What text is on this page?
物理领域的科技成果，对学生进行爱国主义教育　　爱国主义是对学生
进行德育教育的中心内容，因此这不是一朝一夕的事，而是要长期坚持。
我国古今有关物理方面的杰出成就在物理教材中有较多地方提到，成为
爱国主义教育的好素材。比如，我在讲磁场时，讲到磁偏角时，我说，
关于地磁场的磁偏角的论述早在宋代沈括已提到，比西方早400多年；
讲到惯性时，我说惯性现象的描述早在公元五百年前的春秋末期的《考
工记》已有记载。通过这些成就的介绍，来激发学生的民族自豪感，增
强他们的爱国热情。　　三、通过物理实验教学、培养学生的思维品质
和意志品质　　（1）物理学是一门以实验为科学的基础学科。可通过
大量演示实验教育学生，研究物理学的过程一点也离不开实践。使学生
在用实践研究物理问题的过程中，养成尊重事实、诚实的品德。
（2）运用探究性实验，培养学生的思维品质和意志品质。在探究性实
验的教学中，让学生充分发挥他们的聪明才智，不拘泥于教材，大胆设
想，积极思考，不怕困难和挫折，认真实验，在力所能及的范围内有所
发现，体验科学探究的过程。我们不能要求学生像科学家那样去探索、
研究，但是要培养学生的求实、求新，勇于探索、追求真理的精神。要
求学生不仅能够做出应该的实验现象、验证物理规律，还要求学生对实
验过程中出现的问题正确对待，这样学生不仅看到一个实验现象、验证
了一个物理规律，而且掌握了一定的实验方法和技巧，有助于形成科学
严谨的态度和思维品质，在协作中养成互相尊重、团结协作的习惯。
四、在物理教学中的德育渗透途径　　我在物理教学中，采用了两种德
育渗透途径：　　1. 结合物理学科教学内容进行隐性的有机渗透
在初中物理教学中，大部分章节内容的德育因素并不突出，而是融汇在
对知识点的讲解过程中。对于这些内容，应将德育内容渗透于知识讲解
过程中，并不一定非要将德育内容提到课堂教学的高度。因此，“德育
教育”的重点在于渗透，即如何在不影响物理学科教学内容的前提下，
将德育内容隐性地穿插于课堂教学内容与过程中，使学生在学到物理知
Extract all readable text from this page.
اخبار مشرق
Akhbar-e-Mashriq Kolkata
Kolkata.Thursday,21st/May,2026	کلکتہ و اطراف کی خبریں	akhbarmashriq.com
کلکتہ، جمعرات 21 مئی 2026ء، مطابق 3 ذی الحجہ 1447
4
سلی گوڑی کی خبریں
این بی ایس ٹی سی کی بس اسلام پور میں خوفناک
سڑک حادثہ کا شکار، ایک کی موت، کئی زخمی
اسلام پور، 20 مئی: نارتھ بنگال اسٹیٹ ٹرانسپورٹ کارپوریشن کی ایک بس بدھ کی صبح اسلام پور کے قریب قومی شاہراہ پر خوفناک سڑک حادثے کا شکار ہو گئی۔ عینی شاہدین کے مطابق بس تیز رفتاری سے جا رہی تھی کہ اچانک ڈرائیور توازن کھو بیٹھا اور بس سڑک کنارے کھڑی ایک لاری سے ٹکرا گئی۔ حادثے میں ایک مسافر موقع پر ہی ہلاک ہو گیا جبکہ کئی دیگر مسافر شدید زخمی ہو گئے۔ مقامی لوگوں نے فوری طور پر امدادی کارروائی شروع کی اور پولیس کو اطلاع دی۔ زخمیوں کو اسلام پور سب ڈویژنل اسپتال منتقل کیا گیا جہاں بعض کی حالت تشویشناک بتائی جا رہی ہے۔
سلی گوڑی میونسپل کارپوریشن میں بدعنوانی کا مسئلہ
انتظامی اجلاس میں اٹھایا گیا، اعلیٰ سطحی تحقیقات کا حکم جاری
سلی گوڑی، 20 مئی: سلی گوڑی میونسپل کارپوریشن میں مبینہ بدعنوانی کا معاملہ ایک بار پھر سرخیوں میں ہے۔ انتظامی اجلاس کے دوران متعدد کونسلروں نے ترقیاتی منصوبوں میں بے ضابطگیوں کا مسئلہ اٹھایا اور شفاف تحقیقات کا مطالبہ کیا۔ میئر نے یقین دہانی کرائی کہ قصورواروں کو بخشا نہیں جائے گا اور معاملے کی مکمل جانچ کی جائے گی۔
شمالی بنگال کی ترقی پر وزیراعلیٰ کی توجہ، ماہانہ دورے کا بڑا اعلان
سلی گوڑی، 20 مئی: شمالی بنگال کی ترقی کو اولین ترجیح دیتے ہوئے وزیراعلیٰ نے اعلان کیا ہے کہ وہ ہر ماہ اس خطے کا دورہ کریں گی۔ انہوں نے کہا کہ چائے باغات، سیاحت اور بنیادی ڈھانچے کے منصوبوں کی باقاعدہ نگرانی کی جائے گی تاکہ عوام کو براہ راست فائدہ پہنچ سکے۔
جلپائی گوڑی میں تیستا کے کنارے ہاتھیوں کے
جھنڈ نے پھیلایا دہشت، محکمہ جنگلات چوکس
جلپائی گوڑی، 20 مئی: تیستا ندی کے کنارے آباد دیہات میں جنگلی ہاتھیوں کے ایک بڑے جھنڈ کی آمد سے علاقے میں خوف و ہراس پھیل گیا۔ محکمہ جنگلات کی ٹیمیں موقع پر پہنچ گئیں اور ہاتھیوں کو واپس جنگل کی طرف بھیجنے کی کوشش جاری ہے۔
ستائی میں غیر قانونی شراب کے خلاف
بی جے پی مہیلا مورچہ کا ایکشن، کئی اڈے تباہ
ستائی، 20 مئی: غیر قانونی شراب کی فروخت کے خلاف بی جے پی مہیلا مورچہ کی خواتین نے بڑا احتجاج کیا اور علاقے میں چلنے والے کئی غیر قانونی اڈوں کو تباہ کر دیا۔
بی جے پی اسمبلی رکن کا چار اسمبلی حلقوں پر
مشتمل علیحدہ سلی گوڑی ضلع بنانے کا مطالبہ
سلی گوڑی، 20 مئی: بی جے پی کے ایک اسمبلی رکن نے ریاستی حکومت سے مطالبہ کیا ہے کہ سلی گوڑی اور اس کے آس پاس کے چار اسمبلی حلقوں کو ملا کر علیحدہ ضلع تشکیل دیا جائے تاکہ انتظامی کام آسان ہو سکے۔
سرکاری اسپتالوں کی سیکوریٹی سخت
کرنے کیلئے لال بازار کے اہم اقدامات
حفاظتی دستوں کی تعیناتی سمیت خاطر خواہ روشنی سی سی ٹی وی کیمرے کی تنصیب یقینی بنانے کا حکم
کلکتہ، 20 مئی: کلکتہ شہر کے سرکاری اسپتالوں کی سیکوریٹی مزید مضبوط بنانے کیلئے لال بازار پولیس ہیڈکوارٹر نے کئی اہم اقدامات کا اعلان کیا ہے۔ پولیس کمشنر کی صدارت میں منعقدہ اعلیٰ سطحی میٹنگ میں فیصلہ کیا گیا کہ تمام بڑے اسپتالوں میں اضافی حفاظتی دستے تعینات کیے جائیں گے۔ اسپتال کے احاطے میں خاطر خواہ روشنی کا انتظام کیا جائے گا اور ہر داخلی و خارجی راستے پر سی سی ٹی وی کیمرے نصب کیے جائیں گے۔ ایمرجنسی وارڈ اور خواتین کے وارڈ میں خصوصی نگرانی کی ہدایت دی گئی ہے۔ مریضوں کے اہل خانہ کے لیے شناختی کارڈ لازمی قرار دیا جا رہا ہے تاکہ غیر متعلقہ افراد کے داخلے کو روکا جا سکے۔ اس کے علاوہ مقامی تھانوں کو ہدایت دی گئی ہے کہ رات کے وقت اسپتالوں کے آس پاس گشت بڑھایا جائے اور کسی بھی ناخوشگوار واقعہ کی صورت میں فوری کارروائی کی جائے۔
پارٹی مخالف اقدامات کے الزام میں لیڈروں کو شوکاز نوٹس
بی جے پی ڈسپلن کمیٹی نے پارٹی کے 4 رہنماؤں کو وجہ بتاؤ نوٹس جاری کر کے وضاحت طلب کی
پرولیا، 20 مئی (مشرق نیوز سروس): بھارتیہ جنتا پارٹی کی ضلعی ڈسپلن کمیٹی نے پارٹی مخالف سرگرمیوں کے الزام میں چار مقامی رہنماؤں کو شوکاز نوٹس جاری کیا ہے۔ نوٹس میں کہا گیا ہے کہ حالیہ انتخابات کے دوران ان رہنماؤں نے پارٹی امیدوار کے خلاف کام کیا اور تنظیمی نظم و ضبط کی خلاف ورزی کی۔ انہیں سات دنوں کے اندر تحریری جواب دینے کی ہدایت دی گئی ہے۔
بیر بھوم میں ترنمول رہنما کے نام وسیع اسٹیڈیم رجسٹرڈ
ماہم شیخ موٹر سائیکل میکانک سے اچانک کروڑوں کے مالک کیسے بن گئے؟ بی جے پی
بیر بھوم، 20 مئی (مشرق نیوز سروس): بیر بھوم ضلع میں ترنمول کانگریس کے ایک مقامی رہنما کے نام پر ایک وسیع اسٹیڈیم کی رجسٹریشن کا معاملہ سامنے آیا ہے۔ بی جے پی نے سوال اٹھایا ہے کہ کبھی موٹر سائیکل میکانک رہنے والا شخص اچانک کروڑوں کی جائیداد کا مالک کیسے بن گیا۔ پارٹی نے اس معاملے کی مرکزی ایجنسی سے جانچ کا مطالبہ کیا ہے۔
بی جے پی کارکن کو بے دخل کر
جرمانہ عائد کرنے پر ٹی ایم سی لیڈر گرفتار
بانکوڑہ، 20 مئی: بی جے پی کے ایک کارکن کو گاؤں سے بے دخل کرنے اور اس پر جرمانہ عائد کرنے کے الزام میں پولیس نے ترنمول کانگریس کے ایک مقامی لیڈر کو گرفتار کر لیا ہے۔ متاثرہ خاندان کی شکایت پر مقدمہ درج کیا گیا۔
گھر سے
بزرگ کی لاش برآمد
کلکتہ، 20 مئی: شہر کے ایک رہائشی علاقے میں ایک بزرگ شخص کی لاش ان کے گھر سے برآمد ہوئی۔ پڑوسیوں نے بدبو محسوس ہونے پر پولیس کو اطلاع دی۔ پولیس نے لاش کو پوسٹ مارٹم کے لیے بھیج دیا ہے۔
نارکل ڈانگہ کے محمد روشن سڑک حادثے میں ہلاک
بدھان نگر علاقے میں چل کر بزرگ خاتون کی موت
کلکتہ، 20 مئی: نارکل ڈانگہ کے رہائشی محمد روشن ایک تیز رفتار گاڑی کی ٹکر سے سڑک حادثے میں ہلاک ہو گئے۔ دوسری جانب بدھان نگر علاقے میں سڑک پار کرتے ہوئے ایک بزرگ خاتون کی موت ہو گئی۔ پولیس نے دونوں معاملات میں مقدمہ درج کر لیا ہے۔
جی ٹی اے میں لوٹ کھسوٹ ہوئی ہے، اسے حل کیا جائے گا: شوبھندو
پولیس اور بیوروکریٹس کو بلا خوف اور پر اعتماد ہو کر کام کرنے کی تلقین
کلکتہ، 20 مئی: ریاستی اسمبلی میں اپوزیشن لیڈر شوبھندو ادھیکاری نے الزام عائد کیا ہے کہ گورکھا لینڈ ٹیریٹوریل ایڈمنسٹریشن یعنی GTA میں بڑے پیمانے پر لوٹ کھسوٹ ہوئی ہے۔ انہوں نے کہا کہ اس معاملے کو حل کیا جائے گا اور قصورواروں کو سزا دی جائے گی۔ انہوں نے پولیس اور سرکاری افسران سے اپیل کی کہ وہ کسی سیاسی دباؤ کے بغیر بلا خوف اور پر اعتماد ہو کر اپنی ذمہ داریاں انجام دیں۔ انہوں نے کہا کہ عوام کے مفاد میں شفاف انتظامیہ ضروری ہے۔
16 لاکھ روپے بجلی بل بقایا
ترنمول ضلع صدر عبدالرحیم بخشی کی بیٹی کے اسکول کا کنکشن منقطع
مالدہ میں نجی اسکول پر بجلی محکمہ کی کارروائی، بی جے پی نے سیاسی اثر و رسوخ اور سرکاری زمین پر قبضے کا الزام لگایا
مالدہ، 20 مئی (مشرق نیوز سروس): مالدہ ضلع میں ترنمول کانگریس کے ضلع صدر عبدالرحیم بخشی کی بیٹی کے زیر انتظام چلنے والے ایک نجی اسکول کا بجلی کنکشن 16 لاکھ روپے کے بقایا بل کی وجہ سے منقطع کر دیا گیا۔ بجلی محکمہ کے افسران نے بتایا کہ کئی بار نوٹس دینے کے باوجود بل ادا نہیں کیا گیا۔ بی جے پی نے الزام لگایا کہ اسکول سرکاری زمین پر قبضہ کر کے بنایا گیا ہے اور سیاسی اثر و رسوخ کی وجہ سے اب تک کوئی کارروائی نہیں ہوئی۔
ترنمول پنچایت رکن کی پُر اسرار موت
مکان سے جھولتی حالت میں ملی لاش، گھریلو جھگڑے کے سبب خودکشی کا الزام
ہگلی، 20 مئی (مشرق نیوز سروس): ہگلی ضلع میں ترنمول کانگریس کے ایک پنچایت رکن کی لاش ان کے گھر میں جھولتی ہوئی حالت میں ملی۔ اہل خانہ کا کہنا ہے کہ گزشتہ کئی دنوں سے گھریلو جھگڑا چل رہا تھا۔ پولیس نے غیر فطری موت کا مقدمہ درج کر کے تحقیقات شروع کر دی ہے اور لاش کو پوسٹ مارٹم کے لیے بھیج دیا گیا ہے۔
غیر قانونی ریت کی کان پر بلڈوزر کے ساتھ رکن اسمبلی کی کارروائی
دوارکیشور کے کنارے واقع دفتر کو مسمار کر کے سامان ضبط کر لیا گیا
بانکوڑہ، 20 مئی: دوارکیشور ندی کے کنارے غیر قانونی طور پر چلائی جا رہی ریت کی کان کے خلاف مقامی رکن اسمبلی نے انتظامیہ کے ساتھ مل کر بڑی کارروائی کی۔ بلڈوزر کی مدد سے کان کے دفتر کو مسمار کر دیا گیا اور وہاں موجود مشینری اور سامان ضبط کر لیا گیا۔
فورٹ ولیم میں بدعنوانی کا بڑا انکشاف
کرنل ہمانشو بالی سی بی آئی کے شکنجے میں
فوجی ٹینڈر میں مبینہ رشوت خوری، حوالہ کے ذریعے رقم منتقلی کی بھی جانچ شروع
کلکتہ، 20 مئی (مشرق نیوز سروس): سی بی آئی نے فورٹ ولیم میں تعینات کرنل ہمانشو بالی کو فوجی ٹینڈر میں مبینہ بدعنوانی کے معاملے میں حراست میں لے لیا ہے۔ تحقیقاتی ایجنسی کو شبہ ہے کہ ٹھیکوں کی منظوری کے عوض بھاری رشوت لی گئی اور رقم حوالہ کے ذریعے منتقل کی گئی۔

----------

■ INSTRUCTION:
Tally up how many lines in the preceding listing contain the word "شفاف". Give nothing but the number.

■ FINAL RESULT:
2